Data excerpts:
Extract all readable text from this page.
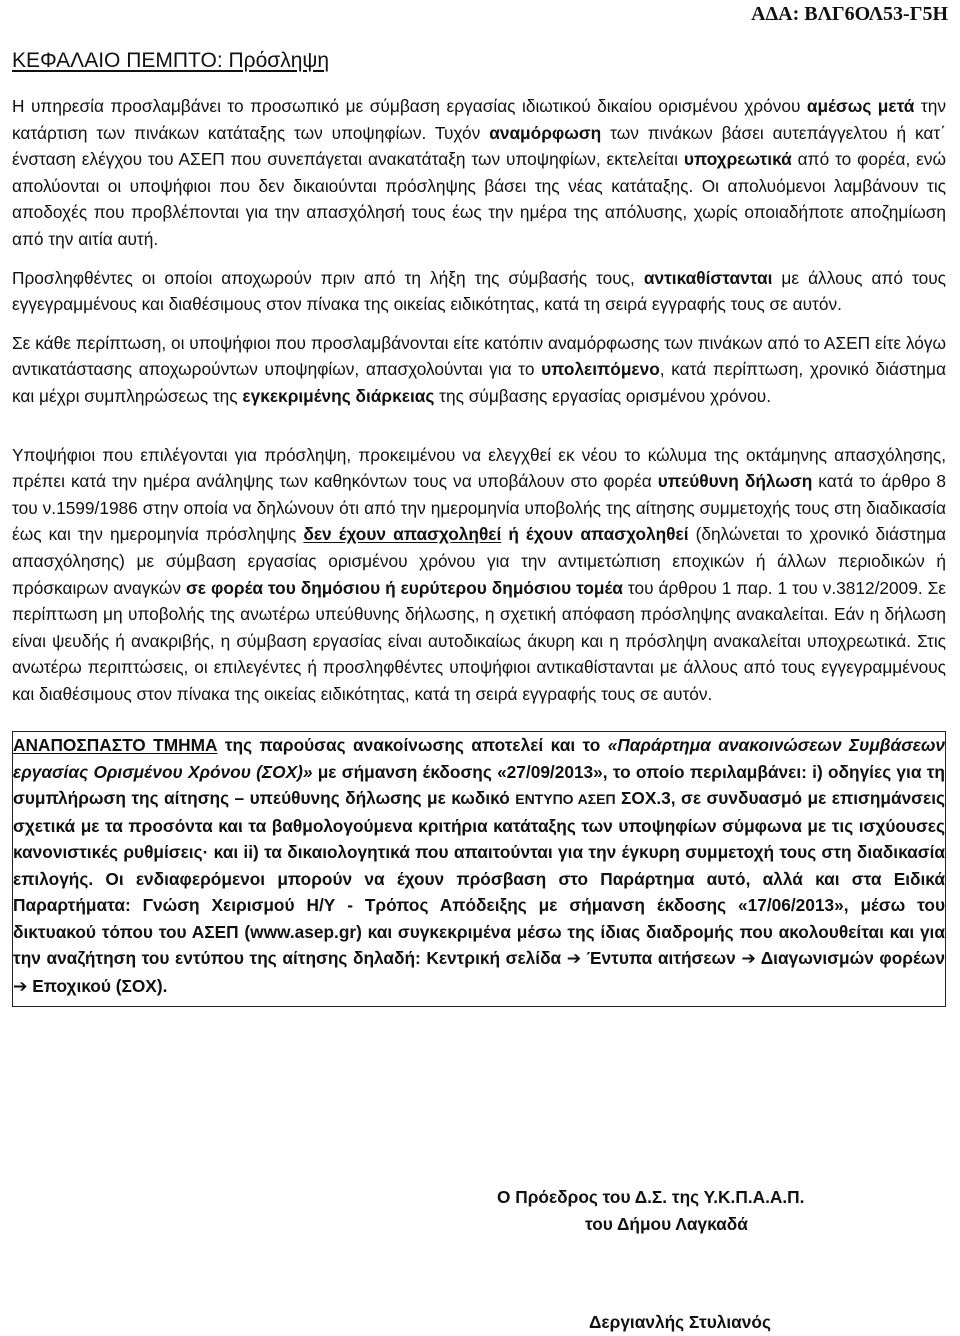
ΑΔΑ: ΒΛΓ6ΟΛ53-Γ5Η
ΚΕΦΑΛΑΙΟ ΠΕΜΠΤΟ: Πρόσληψη

Η υπηρεσία προσλαμβάνει το προσωπικό με σύμβαση εργασίας ιδιωτικού δικαίου ορισμένου χρόνου αμέσως μετά την κατάρτιση των πινάκων κατάταξης των υποψηφίων. Τυχόν αναμόρφωση των πινάκων βάσει αυτεπάγγελτου ή κατ΄ ένσταση ελέγχου του ΑΣΕΠ που συνεπάγεται ανακατάταξη των υποψηφίων, εκτελείται υποχρεωτικά από το φορέα, ενώ απολύονται οι υποψήφιοι που δεν δικαιούνται πρόσληψης βάσει της νέας κατάταξης. Οι απολυόμενοι λαμβάνουν τις αποδοχές που προβλέπονται για την απασχόλησή τους έως την ημέρα της απόλυσης, χωρίς οποιαδήποτε αποζημίωση από την αιτία αυτή.

Προσληφθέντες οι οποίοι αποχωρούν πριν από τη λήξη της σύμβασής τους, αντικαθίστανται με άλλους από τους εγγεγραμμένους και διαθέσιμους στον πίνακα της οικείας ειδικότητας, κατά τη σειρά εγγραφής τους σε αυτόν.

Σε κάθε περίπτωση, οι υποψήφιοι που προσλαμβάνονται είτε κατόπιν αναμόρφωσης των πινάκων από το ΑΣΕΠ είτε λόγω αντικατάστασης αποχωρούντων υποψηφίων, απασχολούνται για το υπολειπόμενο, κατά περίπτωση, χρονικό διάστημα και μέχρι συμπληρώσεως της εγκεκριμένης διάρκειας της σύμβασης εργασίας ορισμένου χρόνου.

Υποψήφιοι που επιλέγονται για πρόσληψη, προκειμένου να ελεγχθεί εκ νέου το κώλυμα της οκτάμηνης απασχόλησης, πρέπει κατά την ημέρα ανάληψης των καθηκόντων τους να υποβάλουν στο φορέα υπεύθυνη δήλωση κατά το άρθρο 8 του ν.1599/1986 στην οποία να δηλώνουν ότι από την ημερομηνία υποβολής της αίτησης συμμετοχής τους στη διαδικασία έως και την ημερομηνία πρόσληψης δεν έχουν απασχοληθεί ή έχουν απασχοληθεί (δηλώνεται το χρονικό διάστημα απασχόλησης) με σύμβαση εργασίας ορισμένου χρόνου για την αντιμετώπιση εποχικών ή άλλων περιοδικών ή πρόσκαιρων αναγκών σε φορέα του δημόσιου ή ευρύτερου δημόσιου τομέα του άρθρου 1 παρ. 1 του ν.3812/2009. Σε περίπτωση μη υποβολής της ανωτέρω υπεύθυνης δήλωσης, η σχετική απόφαση πρόσληψης ανακαλείται. Εάν η δήλωση είναι ψευδής ή ανακριβής, η σύμβαση εργασίας είναι αυτοδικαίως άκυρη και η πρόσληψη ανακαλείται υποχρεωτικά. Στις ανωτέρω περιπτώσεις, οι επιλεγέντες ή προσληφθέντες υποψήφιοι αντικαθίστανται με άλλους από τους εγγεγραμμένους και διαθέσιμους στον πίνακα της οικείας ειδικότητας, κατά τη σειρά εγγραφής τους σε αυτόν.

ΑΝΑΠΟΣΠΑΣΤΟ ΤΜΗΜΑ της παρούσας ανακοίνωσης αποτελεί και το «Παράρτημα ανακοινώσεων Συμβάσεων εργασίας Ορισμένου Χρόνου (ΣΟΧ)» με σήμανση έκδοσης «27/09/2013», το οποίο περιλαμβάνει: i) οδηγίες για τη συμπλήρωση της αίτησης – υπεύθυνης δήλωσης με κωδικό ΕΝΤΥΠΟ ΑΣΕΠ ΣΟΧ.3, σε συνδυασμό με επισημάνσεις σχετικά με τα προσόντα και τα βαθμολογούμενα κριτήρια κατάταξης των υποψηφίων σύμφωνα με τις ισχύουσες κανονιστικές ρυθμίσεις· και ii) τα δικαιολογητικά που απαιτούνται για την έγκυρη συμμετοχή τους στη διαδικασία επιλογής. Οι ενδιαφερόμενοι μπορούν να έχουν πρόσβαση στο Παράρτημα αυτό, αλλά και στα Ειδικά Παραρτήματα: Γνώση Χειρισμού Η/Υ - Τρόπος Απόδειξης με σήμανση έκδοσης «17/06/2013», μέσω του δικτυακού τόπου του ΑΣΕΠ (www.asep.gr) και συγκεκριμένα μέσω της ίδιας διαδρομής που ακολουθείται και για την αναζήτηση του εντύπου της αίτησης δηλαδή: Κεντρική σελίδα ➔ Έντυπα αιτήσεων ➔ Διαγωνισμών φορέων ➔ Εποχικού (ΣΟΧ).

Ο Πρόεδρος του Δ.Σ. της Υ.Κ.Π.Α.Α.Π.
του Δήμου Λαγκαδά
Δεργιανλής Στυλιανός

# What is being asked
Write every record out again exactly; no pictures belong in the copy.

# Written solution
Extract all readable text from this page.
ΑΔΑ: ΒΛΓ6ΟΛ53-Γ5Η
ΚΕΦΑΛΑΙΟ ΠΕΜΠΤΟ: Πρόσληψη

Η υπηρεσία προσλαμβάνει το προσωπικό με σύμβαση εργασίας ιδιωτικού δικαίου ορισμένου χρόνου αμέσως μετά την κατάρτιση των πινάκων κατάταξης των υποψηφίων. Τυχόν αναμόρφωση των πινάκων βάσει αυτεπάγγελτου ή κατ΄ ένσταση ελέγχου του ΑΣΕΠ που συνεπάγεται ανακατάταξη των υποψηφίων, εκτελείται υποχρεωτικά από το φορέα, ενώ απολύονται οι υποψήφιοι που δεν δικαιούνται πρόσληψης βάσει της νέας κατάταξης. Οι απολυόμενοι λαμβάνουν τις αποδοχές που προβλέπονται για την απασχόλησή τους έως την ημέρα της απόλυσης, χωρίς οποιαδήποτε αποζημίωση από την αιτία αυτή.

Προσληφθέντες οι οποίοι αποχωρούν πριν από τη λήξη της σύμβασής τους, αντικαθίστανται με άλλους από τους εγγεγραμμένους και διαθέσιμους στον πίνακα της οικείας ειδικότητας, κατά τη σειρά εγγραφής τους σε αυτόν.

Σε κάθε περίπτωση, οι υποψήφιοι που προσλαμβάνονται είτε κατόπιν αναμόρφωσης των πινάκων από το ΑΣΕΠ είτε λόγω αντικατάστασης αποχωρούντων υποψηφίων, απασχολούνται για το υπολειπόμενο, κατά περίπτωση, χρονικό διάστημα και μέχρι συμπληρώσεως της εγκεκριμένης διάρκειας της σύμβασης εργασίας ορισμένου χρόνου.

Υποψήφιοι που επιλέγονται για πρόσληψη, προκειμένου να ελεγχθεί εκ νέου το κώλυμα της οκτάμηνης απασχόλησης, πρέπει κατά την ημέρα ανάληψης των καθηκόντων τους να υποβάλουν στο φορέα υπεύθυνη δήλωση κατά το άρθρο 8 του ν.1599/1986 στην οποία να δηλώνουν ότι από την ημερομηνία υποβολής της αίτησης συμμετοχής τους στη διαδικασία έως και την ημερομηνία πρόσληψης δεν έχουν απασχοληθεί ή έχουν απασχοληθεί (δηλώνεται το χρονικό διάστημα απασχόλησης) με σύμβαση εργασίας ορισμένου χρόνου για την αντιμετώπιση εποχικών ή άλλων περιοδικών ή πρόσκαιρων αναγκών σε φορέα του δημόσιου ή ευρύτερου δημόσιου τομέα του άρθρου 1 παρ. 1 του ν.3812/2009. Σε περίπτωση μη υποβολής της ανωτέρω υπεύθυνης δήλωσης, η σχετική απόφαση πρόσληψης ανακαλείται. Εάν η δήλωση είναι ψευδής ή ανακριβής, η σύμβαση εργασίας είναι αυτοδικαίως άκυρη και η πρόσληψη ανακαλείται υποχρεωτικά. Στις ανωτέρω περιπτώσεις, οι επιλεγέντες ή προσληφθέντες υποψήφιοι αντικαθίστανται με άλλους από τους εγγεγραμμένους και διαθέσιμους στον πίνακα της οικείας ειδικότητας, κατά τη σειρά εγγραφής τους σε αυτόν.

ΑΝΑΠΟΣΠΑΣΤΟ ΤΜΗΜΑ της παρούσας ανακοίνωσης αποτελεί και το «Παράρτημα ανακοινώσεων Συμβάσεων εργασίας Ορισμένου Χρόνου (ΣΟΧ)» με σήμανση έκδοσης «27/09/2013», το οποίο περιλαμβάνει: i) οδηγίες για τη συμπλήρωση της αίτησης – υπεύθυνης δήλωσης με κωδικό ΕΝΤΥΠΟ ΑΣΕΠ ΣΟΧ.3, σε συνδυασμό με επισημάνσεις σχετικά με τα προσόντα και τα βαθμολογούμενα κριτήρια κατάταξης των υποψηφίων σύμφωνα με τις ισχύουσες κανονιστικές ρυθμίσεις· και ii) τα δικαιολογητικά που απαιτούνται για την έγκυρη συμμετοχή τους στη διαδικασία επιλογής. Οι ενδιαφερόμενοι μπορούν να έχουν πρόσβαση στο Παράρτημα αυτό, αλλά και στα Ειδικά Παραρτήματα: Γνώση Χειρισμού Η/Υ - Τρόπος Απόδειξης με σήμανση έκδοσης «17/06/2013», μέσω του δικτυακού τόπου του ΑΣΕΠ (www.asep.gr) και συγκεκριμένα μέσω της ίδιας διαδρομής που ακολουθείται και για την αναζήτηση του εντύπου της αίτησης δηλαδή: Κεντρική σελίδα ➔ Έντυπα αιτήσεων ➔ Διαγωνισμών φορέων ➔ Εποχικού (ΣΟΧ).

Ο Πρόεδρος του Δ.Σ. της Υ.Κ.Π.Α.Α.Π.
του Δήμου Λαγκαδά
Δεργιανλής Στυλιανός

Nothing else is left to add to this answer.